▶ Task description:
Every record should be repeated exactly, except that pictures are left out.
START Provided information
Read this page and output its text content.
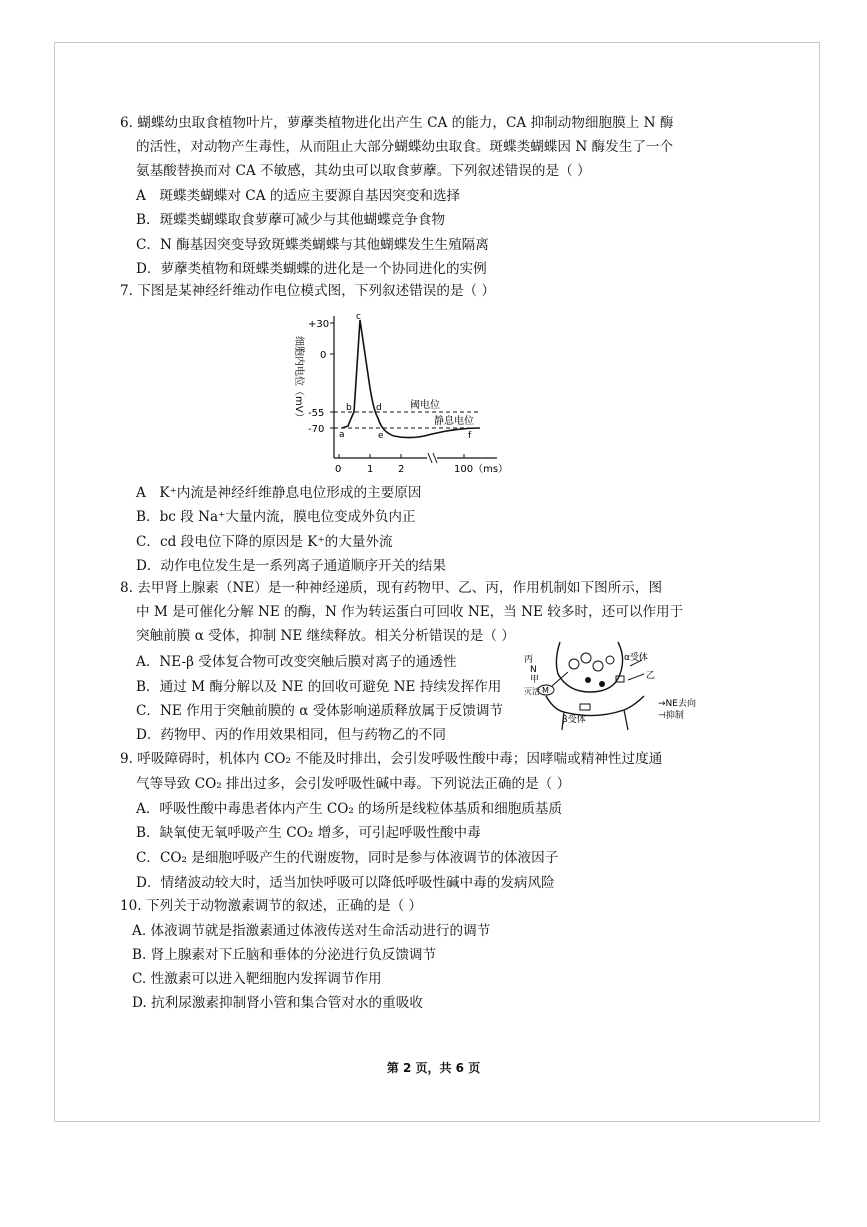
6. 蝴蝶幼虫取食植物叶片，萝藦类植物进化出产生 CA 的能力，CA 抑制动物细胞膜上 N 酶
的活性，对动物产生毒性，从而阻止大部分蝴蝶幼虫取食。斑蝶类蝴蝶因 N 酶发生了一个
氨基酸替换而对 CA 不敏感，其幼虫可以取食萝藦。下列叙述错误的是（ ）
A　斑蝶类蝴蝶对 CA 的适应主要源自基因突变和选择
B．斑蝶类蝴蝶取食萝藦可减少与其他蝴蝶竞争食物
C．N 酶基因突变导致斑蝶类蝴蝶与其他蝴蝶发生生殖隔离
D．萝藦类植物和斑蝶类蝴蝶的进化是一个协同进化的实例
7. 下图是某神经纤维动作电位模式图，下列叙述错误的是（ ）
+30
0
-55
-70
细胞内电位（mV）
0	1 2	100（ms）
阈电位
静息电位
a
b
c
d
e	f
A　K⁺内流是神经纤维静息电位形成的主要原因
B．bc 段 Na⁺大量内流，膜电位变成外负内正
C．cd 段电位下降的原因是 K⁺的大量外流
D．动作电位发生是一系列离子通道顺序开关的结果
8. 去甲肾上腺素（NE）是一种神经递质，现有药物甲、乙、丙，作用机制如下图所示，图
中 M 是可催化分解 NE 的酶，N 作为转运蛋白可回收 NE，当 NE 较多时，还可以作用于
突触前膜 α 受体，抑制 NE 继续释放。相关分析错误的是（ ）
A．NE-β 受体复合物可改变突触后膜对离子的通透性
B．通过 M 酶分解以及 NE 的回收可避免 NE 持续发挥作用
C．NE 作用于突触前膜的 α 受体影响递质释放属于反馈调节
D．药物甲、丙的作用效果相同，但与药物乙的不同
丙
N
甲
灭活 M
α受体
乙
β受体
→NE去向
⊣抑制
9. 呼吸障碍时，机体内 CO₂ 不能及时排出，会引发呼吸性酸中毒；因哮喘或精神性过度通
气等导致 CO₂ 排出过多，会引发呼吸性碱中毒。下列说法正确的是（ ）
A．呼吸性酸中毒患者体内产生 CO₂ 的场所是线粒体基质和细胞质基质
B．缺氧使无氧呼吸产生 CO₂ 增多，可引起呼吸性酸中毒
C．CO₂ 是细胞呼吸产生的代谢废物，同时是参与体液调节的体液因子
D．情绪波动较大时，适当加快呼吸可以降低呼吸性碱中毒的发病风险
10. 下列关于动物激素调节的叙述，正确的是（ ）
A. 体液调节就是指激素通过体液传送对生命活动进行的调节
B. 肾上腺素对下丘脑和垂体的分泌进行负反馈调节
C. 性激素可以进入靶细胞内发挥调节作用
D. 抗利尿激素抑制肾小管和集合管对水的重吸收
第 2 页，共 6 页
END Provided information
▶ Correct output:
Read this page and output its text content.
6. 蝴蝶幼虫取食植物叶片，萝藦类植物进化出产生 CA 的能力，CA 抑制动物细胞膜上 N 酶
的活性，对动物产生毒性，从而阻止大部分蝴蝶幼虫取食。斑蝶类蝴蝶因 N 酶发生了一个
氨基酸替换而对 CA 不敏感，其幼虫可以取食萝藦。下列叙述错误的是（ ）
A　斑蝶类蝴蝶对 CA 的适应主要源自基因突变和选择
B．斑蝶类蝴蝶取食萝藦可减少与其他蝴蝶竞争食物
C．N 酶基因突变导致斑蝶类蝴蝶与其他蝴蝶发生生殖隔离
D．萝藦类植物和斑蝶类蝴蝶的进化是一个协同进化的实例
7. 下图是某神经纤维动作电位模式图，下列叙述错误的是（ ）
+30
0
-55
-70
细胞内电位（mV）
0	1 2	100（ms）
阈电位
静息电位
a
b
c
d
e	f
A　K⁺内流是神经纤维静息电位形成的主要原因
B．bc 段 Na⁺大量内流，膜电位变成外负内正
C．cd 段电位下降的原因是 K⁺的大量外流
D．动作电位发生是一系列离子通道顺序开关的结果
8. 去甲肾上腺素（NE）是一种神经递质，现有药物甲、乙、丙，作用机制如下图所示，图
中 M 是可催化分解 NE 的酶，N 作为转运蛋白可回收 NE，当 NE 较多时，还可以作用于
突触前膜 α 受体，抑制 NE 继续释放。相关分析错误的是（ ）
A．NE-β 受体复合物可改变突触后膜对离子的通透性
B．通过 M 酶分解以及 NE 的回收可避免 NE 持续发挥作用
C．NE 作用于突触前膜的 α 受体影响递质释放属于反馈调节
D．药物甲、丙的作用效果相同，但与药物乙的不同
丙
N
甲
灭活 M
α受体
乙
β受体
→NE去向
⊣抑制
9. 呼吸障碍时，机体内 CO₂ 不能及时排出，会引发呼吸性酸中毒；因哮喘或精神性过度通
气等导致 CO₂ 排出过多，会引发呼吸性碱中毒。下列说法正确的是（ ）
A．呼吸性酸中毒患者体内产生 CO₂ 的场所是线粒体基质和细胞质基质
B．缺氧使无氧呼吸产生 CO₂ 增多，可引起呼吸性酸中毒
C．CO₂ 是细胞呼吸产生的代谢废物，同时是参与体液调节的体液因子
D．情绪波动较大时，适当加快呼吸可以降低呼吸性碱中毒的发病风险
10. 下列关于动物激素调节的叙述，正确的是（ ）
A. 体液调节就是指激素通过体液传送对生命活动进行的调节
B. 肾上腺素对下丘脑和垂体的分泌进行负反馈调节
C. 性激素可以进入靶细胞内发挥调节作用
D. 抗利尿激素抑制肾小管和集合管对水的重吸收
第 2 页，共 6 页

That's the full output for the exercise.